Wherever the string "into" appears, copy the whole line.

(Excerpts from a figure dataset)
==================================================

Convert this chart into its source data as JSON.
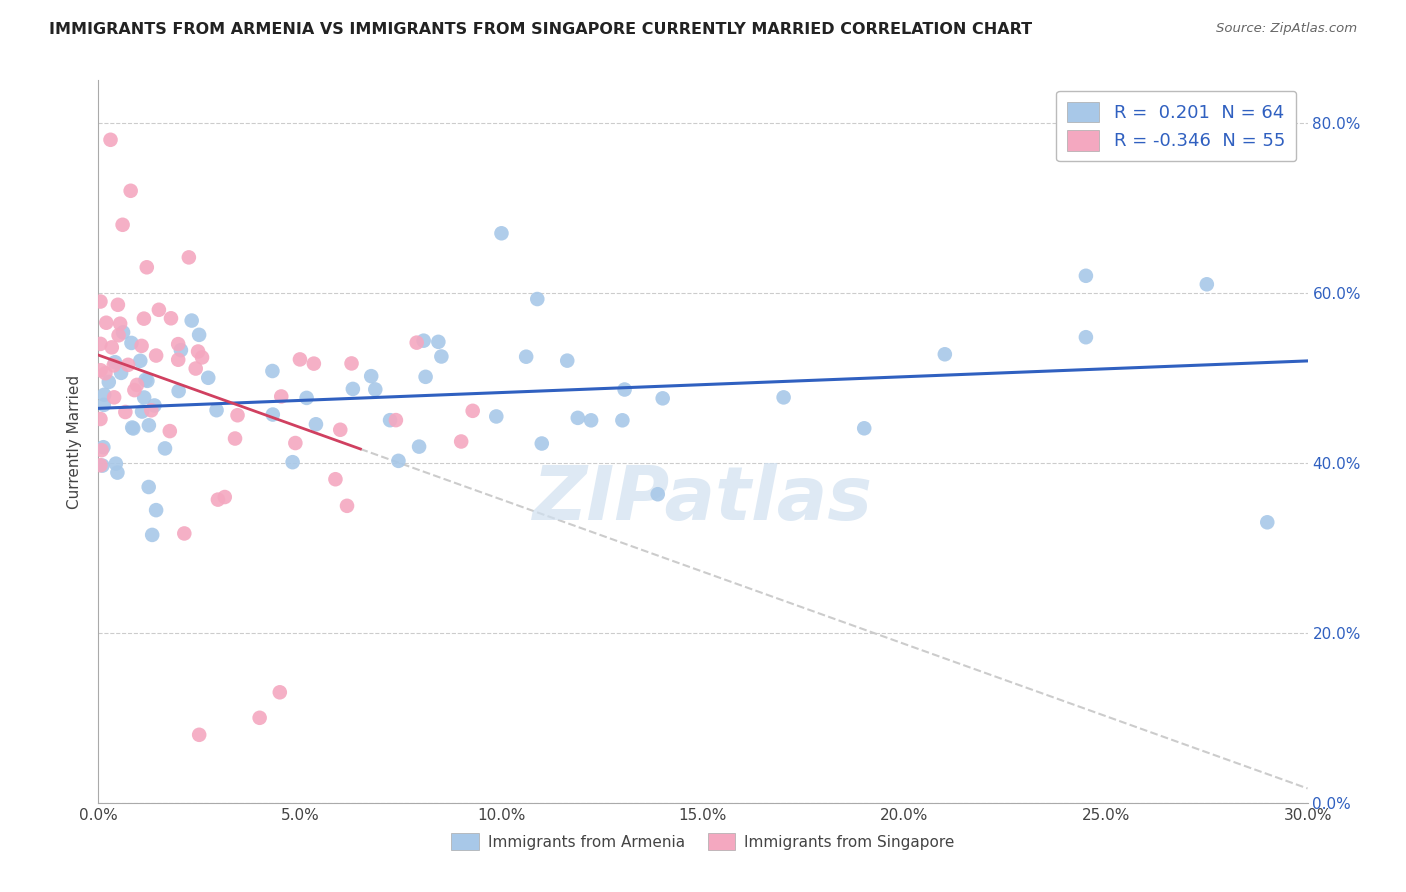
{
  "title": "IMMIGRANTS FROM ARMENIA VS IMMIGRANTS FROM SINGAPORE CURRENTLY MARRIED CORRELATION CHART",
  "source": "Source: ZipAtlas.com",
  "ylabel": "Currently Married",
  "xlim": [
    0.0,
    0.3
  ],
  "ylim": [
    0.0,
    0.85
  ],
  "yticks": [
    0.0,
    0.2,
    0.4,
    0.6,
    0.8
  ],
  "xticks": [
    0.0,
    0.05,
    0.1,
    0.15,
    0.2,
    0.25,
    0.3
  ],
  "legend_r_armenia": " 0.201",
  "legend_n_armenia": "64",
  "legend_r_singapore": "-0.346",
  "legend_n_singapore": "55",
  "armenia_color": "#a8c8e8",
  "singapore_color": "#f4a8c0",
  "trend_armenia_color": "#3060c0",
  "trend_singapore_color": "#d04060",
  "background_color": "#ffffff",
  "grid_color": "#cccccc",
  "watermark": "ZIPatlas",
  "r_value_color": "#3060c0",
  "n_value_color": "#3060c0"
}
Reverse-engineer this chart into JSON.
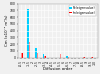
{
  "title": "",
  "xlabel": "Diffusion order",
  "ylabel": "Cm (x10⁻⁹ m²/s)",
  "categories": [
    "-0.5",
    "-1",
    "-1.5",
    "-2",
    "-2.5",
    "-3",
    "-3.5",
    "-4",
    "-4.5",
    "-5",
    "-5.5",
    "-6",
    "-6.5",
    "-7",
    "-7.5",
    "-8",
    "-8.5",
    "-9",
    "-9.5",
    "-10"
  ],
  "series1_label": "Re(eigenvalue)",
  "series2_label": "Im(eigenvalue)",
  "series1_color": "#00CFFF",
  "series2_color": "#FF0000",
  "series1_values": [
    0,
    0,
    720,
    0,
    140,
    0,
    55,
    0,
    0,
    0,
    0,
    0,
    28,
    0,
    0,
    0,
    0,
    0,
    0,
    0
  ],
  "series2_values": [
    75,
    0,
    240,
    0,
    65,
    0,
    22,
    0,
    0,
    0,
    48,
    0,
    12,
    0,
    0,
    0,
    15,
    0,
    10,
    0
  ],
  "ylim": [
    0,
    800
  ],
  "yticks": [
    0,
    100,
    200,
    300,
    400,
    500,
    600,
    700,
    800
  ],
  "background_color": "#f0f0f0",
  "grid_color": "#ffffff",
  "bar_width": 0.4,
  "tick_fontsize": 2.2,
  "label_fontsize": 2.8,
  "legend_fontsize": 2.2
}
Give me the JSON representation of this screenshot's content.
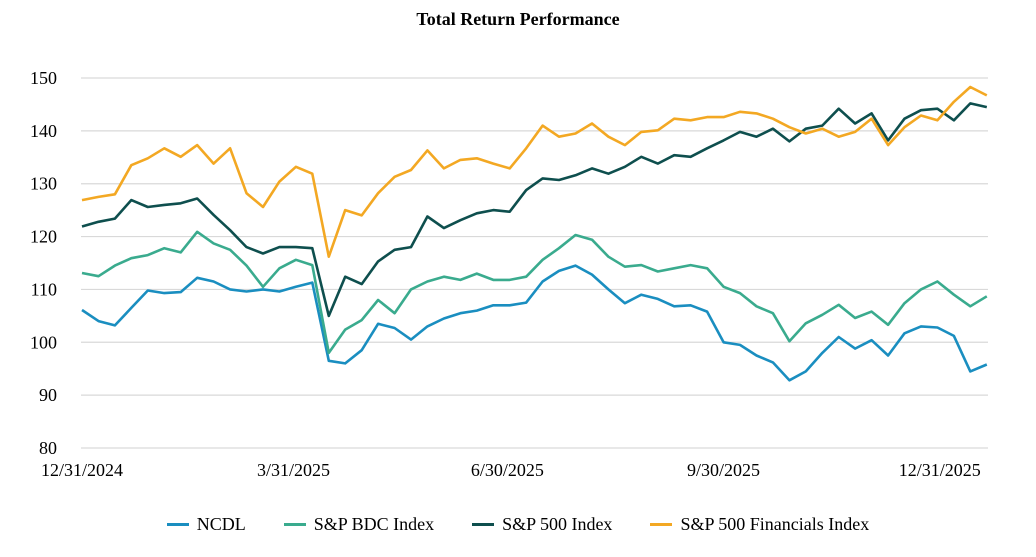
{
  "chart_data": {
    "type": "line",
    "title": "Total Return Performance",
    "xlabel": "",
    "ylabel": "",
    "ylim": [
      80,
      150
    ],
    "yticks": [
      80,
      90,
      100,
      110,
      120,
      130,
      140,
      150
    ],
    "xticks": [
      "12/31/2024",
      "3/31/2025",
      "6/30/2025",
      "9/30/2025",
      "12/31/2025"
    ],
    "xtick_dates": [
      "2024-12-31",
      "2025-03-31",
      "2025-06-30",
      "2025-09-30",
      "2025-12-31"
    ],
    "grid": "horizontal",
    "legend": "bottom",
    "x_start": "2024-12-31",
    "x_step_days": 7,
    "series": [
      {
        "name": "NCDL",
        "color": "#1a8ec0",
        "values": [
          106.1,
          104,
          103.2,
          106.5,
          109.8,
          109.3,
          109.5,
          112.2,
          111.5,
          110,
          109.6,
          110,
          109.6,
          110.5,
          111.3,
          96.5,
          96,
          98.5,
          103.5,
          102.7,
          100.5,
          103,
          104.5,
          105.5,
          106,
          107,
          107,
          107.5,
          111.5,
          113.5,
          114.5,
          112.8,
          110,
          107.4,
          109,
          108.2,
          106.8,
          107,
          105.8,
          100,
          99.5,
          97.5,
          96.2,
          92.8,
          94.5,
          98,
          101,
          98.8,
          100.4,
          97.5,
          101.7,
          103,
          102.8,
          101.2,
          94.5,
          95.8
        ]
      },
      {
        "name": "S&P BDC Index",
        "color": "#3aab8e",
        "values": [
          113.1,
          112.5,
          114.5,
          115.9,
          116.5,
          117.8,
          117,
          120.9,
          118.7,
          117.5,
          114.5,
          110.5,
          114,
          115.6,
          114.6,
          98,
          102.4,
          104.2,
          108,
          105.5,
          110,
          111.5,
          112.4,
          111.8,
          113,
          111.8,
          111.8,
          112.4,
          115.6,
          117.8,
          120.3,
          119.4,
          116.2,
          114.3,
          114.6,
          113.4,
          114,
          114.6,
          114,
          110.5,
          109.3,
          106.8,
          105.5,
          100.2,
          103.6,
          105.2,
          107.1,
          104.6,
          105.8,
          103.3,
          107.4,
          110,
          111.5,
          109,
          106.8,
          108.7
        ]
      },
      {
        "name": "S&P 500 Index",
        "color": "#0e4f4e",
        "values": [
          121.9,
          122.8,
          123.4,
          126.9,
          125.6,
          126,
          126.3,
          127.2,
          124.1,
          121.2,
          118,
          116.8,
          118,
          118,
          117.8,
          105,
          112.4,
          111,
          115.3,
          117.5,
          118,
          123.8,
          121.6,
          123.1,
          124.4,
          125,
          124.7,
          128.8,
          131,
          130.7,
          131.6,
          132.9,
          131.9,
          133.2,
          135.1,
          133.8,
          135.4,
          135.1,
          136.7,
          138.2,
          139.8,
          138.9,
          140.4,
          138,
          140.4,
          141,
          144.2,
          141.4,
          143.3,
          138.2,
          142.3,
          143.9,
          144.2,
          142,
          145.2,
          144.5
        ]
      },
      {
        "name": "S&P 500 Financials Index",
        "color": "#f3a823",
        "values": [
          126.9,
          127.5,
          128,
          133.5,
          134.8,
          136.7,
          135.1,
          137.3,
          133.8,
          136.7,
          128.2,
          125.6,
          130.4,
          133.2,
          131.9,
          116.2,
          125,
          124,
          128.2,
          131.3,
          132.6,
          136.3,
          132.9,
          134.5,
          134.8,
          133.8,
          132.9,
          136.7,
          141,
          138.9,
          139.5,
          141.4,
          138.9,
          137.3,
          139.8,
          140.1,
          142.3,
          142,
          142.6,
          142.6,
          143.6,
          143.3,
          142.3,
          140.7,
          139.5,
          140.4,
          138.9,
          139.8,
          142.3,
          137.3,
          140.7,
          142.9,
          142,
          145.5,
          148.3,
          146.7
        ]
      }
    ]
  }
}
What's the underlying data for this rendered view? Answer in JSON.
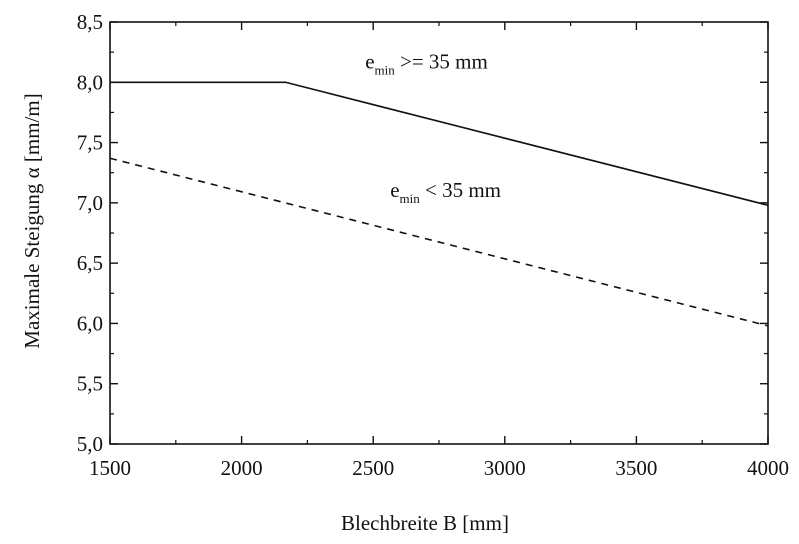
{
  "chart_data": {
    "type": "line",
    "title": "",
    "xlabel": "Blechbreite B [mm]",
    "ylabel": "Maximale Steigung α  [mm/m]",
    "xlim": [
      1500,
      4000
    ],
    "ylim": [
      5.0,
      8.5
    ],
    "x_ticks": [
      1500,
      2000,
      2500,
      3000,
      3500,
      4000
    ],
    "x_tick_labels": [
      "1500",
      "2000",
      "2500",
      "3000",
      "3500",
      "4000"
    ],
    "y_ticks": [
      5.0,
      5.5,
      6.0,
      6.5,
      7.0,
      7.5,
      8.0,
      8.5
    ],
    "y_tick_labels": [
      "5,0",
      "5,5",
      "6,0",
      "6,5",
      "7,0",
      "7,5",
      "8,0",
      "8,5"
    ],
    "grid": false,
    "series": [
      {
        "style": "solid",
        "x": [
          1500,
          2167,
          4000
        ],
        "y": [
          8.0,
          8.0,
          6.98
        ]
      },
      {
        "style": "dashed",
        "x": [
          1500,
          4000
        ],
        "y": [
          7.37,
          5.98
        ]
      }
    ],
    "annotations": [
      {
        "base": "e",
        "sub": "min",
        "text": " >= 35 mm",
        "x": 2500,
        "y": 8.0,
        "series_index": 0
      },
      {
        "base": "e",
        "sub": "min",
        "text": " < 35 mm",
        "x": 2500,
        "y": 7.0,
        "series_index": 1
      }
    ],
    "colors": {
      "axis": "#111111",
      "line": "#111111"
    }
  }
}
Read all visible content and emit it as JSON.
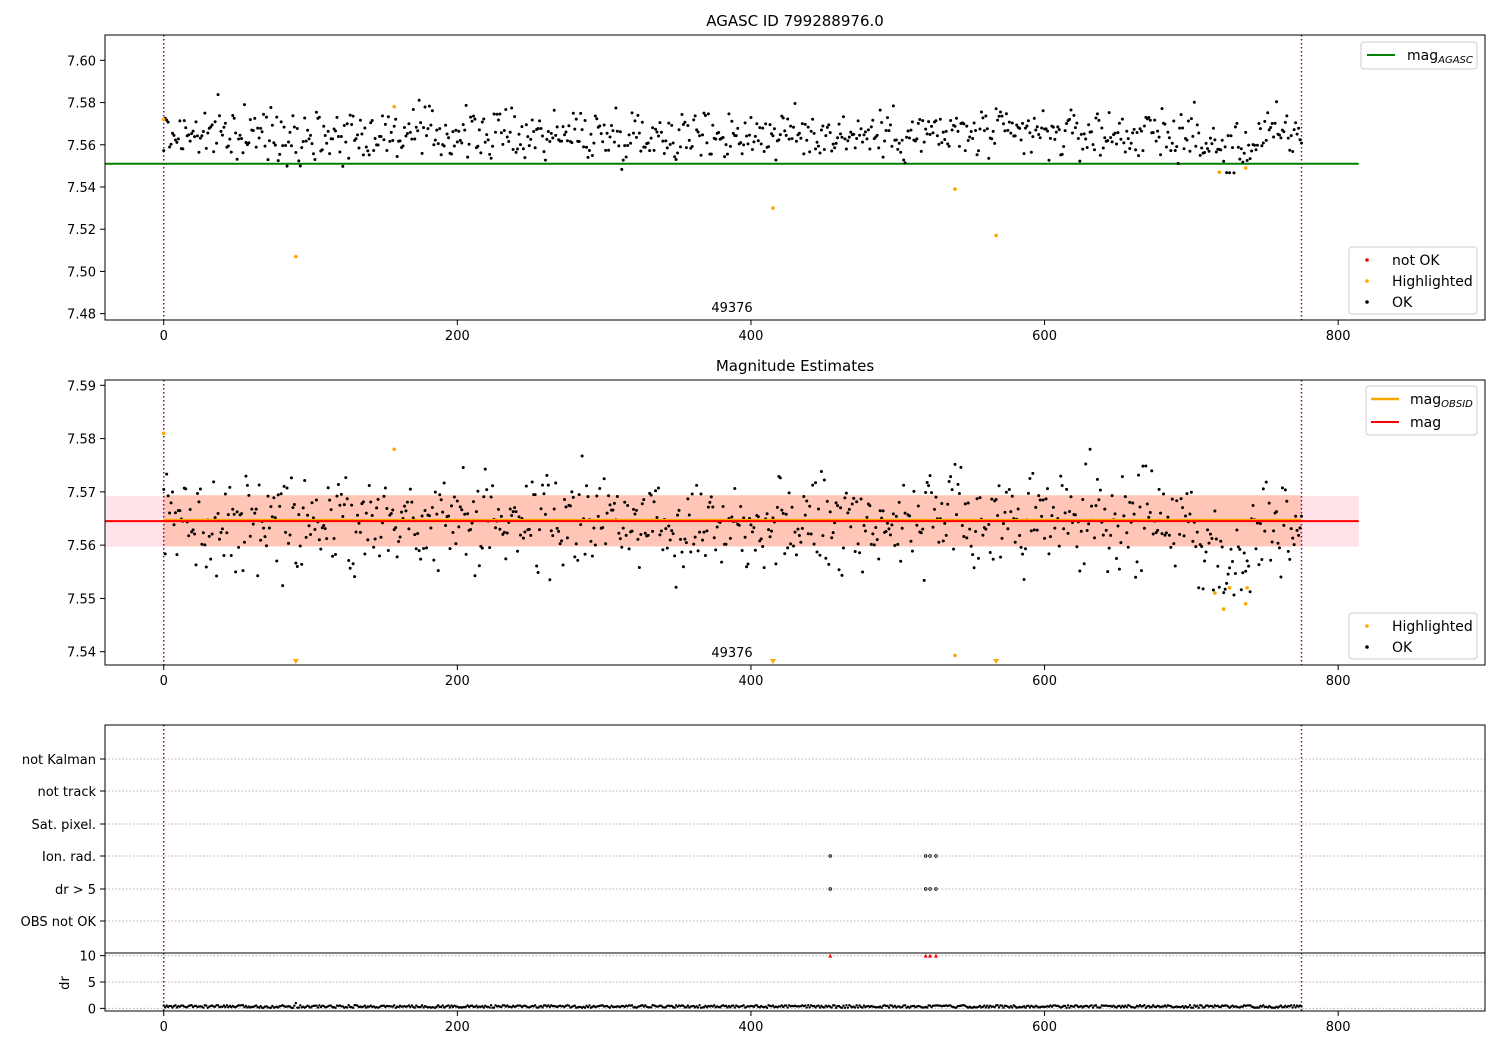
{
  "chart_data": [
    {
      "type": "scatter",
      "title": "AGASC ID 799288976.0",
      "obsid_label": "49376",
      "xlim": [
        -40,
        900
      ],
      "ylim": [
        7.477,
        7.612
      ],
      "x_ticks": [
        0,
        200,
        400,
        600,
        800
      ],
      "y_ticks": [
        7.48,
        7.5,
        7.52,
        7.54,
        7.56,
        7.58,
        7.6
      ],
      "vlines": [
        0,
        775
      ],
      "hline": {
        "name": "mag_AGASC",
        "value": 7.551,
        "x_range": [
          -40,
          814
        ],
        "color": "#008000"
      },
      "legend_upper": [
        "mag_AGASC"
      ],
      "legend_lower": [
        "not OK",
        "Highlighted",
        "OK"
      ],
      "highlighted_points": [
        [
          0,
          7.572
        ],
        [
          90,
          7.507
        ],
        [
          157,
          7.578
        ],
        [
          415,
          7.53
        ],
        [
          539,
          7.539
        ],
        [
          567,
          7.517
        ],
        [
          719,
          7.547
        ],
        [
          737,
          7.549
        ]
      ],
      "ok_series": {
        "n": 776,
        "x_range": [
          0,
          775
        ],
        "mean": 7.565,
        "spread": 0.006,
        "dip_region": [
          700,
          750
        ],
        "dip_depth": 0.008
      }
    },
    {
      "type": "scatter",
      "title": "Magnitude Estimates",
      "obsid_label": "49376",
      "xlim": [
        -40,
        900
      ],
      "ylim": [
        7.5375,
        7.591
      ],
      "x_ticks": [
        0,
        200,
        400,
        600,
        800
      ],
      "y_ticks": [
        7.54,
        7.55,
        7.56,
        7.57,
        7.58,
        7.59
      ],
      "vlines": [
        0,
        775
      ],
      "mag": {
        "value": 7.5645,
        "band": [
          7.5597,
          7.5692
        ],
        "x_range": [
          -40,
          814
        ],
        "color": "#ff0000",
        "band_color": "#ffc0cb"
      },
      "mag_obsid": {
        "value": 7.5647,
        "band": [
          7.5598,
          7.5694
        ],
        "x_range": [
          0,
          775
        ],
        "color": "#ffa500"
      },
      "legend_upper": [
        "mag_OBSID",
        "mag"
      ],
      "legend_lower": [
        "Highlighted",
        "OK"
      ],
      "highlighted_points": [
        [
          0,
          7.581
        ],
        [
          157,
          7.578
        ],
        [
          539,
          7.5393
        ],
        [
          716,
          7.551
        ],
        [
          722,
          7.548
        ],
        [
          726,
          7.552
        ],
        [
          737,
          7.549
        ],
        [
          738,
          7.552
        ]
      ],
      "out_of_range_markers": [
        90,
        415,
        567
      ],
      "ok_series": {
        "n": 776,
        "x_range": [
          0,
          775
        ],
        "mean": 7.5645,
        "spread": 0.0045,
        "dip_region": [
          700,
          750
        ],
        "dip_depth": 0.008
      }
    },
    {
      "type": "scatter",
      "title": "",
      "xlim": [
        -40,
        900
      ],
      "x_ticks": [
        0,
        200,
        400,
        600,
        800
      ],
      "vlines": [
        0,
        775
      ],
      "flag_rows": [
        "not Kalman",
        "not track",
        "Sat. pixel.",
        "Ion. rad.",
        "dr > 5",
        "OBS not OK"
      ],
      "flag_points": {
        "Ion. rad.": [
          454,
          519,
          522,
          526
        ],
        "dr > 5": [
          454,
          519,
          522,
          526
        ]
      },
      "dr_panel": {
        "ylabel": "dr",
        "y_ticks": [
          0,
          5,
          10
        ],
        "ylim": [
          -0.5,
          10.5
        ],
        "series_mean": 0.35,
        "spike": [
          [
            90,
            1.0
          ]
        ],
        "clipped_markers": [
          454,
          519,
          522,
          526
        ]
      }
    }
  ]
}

==================================================

◆ Response to the exercise:
Convert this chart into its source data as JSON.
Reverse-engineer this chart into JSON.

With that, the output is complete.